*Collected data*
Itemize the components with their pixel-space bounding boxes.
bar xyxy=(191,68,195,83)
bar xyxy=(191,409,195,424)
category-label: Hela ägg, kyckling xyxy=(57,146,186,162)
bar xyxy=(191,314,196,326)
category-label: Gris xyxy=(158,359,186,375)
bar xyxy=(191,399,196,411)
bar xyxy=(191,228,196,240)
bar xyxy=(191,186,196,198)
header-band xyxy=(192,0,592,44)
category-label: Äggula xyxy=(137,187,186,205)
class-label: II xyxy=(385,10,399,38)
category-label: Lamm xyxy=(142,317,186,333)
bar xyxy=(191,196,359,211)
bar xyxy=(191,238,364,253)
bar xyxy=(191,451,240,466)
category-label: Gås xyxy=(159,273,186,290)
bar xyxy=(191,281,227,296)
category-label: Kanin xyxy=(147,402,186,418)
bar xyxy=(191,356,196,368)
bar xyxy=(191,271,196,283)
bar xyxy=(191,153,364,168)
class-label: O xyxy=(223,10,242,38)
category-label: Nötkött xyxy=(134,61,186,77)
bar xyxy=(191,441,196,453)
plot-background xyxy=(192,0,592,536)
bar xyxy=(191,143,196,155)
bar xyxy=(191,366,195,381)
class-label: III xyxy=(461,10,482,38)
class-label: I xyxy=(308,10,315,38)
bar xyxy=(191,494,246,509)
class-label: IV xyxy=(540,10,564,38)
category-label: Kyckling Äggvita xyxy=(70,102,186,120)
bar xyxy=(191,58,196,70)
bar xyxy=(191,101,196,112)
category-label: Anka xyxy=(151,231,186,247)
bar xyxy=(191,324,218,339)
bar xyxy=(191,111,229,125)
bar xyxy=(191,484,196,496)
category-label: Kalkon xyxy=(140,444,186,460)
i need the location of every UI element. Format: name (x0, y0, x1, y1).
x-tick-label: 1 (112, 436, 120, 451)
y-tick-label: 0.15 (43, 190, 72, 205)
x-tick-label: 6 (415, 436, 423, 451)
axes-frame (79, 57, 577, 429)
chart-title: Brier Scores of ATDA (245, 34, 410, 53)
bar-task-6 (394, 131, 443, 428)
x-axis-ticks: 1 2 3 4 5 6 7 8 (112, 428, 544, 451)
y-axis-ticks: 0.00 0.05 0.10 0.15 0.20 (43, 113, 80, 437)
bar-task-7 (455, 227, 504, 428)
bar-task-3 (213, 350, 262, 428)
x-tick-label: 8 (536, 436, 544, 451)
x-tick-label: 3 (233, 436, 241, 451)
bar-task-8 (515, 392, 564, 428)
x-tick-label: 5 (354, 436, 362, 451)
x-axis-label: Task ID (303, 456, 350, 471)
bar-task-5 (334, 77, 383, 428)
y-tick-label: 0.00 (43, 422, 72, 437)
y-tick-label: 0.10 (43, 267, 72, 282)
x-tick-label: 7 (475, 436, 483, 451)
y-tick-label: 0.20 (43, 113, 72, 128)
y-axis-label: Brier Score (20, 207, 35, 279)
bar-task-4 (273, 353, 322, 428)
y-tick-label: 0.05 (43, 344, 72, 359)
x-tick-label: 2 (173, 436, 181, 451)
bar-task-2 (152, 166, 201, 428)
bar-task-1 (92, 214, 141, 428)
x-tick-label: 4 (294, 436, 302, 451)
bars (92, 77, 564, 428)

*WHAT TO PRODUCE*
Copy out all of the records above verbatim.

*TASK SOLUTION*
Itemize the components with their pixel-space bounding boxes.
bar xyxy=(191,68,195,83)
bar xyxy=(191,409,195,424)
category-label: Hela ägg, kyckling xyxy=(57,146,186,162)
bar xyxy=(191,314,196,326)
category-label: Gris xyxy=(158,359,186,375)
bar xyxy=(191,399,196,411)
bar xyxy=(191,228,196,240)
bar xyxy=(191,186,196,198)
header-band xyxy=(192,0,592,44)
category-label: Äggula xyxy=(137,187,186,205)
class-label: II xyxy=(385,10,399,38)
category-label: Lamm xyxy=(142,317,186,333)
bar xyxy=(191,196,359,211)
bar xyxy=(191,238,364,253)
bar xyxy=(191,451,240,466)
category-label: Gås xyxy=(159,273,186,290)
bar xyxy=(191,281,227,296)
category-label: Kanin xyxy=(147,402,186,418)
bar xyxy=(191,356,196,368)
bar xyxy=(191,271,196,283)
bar xyxy=(191,153,364,168)
class-label: O xyxy=(223,10,242,38)
category-label: Nötkött xyxy=(134,61,186,77)
bar xyxy=(191,441,196,453)
plot-background xyxy=(192,0,592,536)
bar xyxy=(191,143,196,155)
bar xyxy=(191,366,195,381)
class-label: III xyxy=(461,10,482,38)
class-label: I xyxy=(308,10,315,38)
bar xyxy=(191,494,246,509)
class-label: IV xyxy=(540,10,564,38)
category-label: Kyckling Äggvita xyxy=(70,102,186,120)
bar xyxy=(191,58,196,70)
bar xyxy=(191,101,196,112)
category-label: Anka xyxy=(151,231,186,247)
bar xyxy=(191,324,218,339)
bar xyxy=(191,111,229,125)
bar xyxy=(191,484,196,496)
category-label: Kalkon xyxy=(140,444,186,460)
i need the location of every UI element. Format: name (x0, y0, x1, y1).
x-tick-label: 1 (112, 436, 120, 451)
y-tick-label: 0.15 (43, 190, 72, 205)
x-tick-label: 6 (415, 436, 423, 451)
axes-frame (79, 57, 577, 429)
chart-title: Brier Scores of ATDA (245, 34, 410, 53)
bar-task-6 (394, 131, 443, 428)
x-axis-ticks: 1 2 3 4 5 6 7 8 (112, 428, 544, 451)
y-axis-ticks: 0.00 0.05 0.10 0.15 0.20 (43, 113, 80, 437)
bar-task-7 (455, 227, 504, 428)
bar-task-3 (213, 350, 262, 428)
x-tick-label: 8 (536, 436, 544, 451)
x-tick-label: 3 (233, 436, 241, 451)
bar-task-8 (515, 392, 564, 428)
x-tick-label: 5 (354, 436, 362, 451)
x-axis-label: Task ID (303, 456, 350, 471)
bar-task-5 (334, 77, 383, 428)
y-tick-label: 0.00 (43, 422, 72, 437)
y-tick-label: 0.10 (43, 267, 72, 282)
x-tick-label: 7 (475, 436, 483, 451)
y-tick-label: 0.20 (43, 113, 72, 128)
y-axis-label: Brier Score (20, 207, 35, 279)
bar-task-4 (273, 353, 322, 428)
y-tick-label: 0.05 (43, 344, 72, 359)
x-tick-label: 2 (173, 436, 181, 451)
bar-task-2 (152, 166, 201, 428)
bar-task-1 (92, 214, 141, 428)
x-tick-label: 4 (294, 436, 302, 451)
bars (92, 77, 564, 428)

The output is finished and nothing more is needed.